*** Dataset ***

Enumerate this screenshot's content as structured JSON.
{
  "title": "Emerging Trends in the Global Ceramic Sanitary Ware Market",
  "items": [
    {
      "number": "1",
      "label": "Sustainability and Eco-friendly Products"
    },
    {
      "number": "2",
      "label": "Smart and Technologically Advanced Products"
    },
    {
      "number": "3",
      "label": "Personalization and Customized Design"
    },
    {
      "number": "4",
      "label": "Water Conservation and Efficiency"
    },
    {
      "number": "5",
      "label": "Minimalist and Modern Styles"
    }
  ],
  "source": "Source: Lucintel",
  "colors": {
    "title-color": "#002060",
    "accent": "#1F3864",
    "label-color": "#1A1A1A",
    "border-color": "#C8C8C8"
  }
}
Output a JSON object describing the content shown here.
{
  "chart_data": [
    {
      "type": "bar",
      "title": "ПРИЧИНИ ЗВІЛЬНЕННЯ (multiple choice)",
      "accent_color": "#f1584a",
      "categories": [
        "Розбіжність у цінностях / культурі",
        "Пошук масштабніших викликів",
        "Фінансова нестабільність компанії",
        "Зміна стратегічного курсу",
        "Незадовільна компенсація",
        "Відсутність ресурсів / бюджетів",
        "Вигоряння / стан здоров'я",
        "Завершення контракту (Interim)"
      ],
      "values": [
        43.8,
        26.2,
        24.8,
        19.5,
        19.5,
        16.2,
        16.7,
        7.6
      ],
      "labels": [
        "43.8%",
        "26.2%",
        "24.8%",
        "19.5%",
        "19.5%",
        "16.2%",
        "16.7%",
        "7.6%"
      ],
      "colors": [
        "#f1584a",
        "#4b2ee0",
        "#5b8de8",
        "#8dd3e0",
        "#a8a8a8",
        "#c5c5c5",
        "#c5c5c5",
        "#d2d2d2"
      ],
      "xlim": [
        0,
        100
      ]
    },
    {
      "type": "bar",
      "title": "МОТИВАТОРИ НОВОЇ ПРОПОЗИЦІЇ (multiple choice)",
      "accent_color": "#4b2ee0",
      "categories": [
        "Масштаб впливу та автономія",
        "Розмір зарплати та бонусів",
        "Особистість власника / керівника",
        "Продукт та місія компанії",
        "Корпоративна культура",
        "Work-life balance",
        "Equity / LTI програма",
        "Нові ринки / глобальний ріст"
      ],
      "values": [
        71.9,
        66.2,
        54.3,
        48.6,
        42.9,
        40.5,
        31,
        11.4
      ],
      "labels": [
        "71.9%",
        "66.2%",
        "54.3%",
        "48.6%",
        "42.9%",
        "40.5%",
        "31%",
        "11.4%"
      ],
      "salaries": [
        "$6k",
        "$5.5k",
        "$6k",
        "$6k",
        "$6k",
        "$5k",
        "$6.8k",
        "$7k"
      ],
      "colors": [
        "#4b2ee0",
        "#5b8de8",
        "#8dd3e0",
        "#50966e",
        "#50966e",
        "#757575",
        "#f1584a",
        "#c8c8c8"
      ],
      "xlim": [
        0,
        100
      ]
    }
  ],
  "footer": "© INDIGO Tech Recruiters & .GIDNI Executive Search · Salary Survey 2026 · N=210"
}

***

Goal of the exercise
Look through the records and gather every line containing "multiple".

The solution
      "title": "ПРИЧИНИ ЗВІЛЬНЕННЯ (multiple choice)",
      "title": "МОТИВАТОРИ НОВОЇ ПРОПОЗИЦІЇ (multiple choice)",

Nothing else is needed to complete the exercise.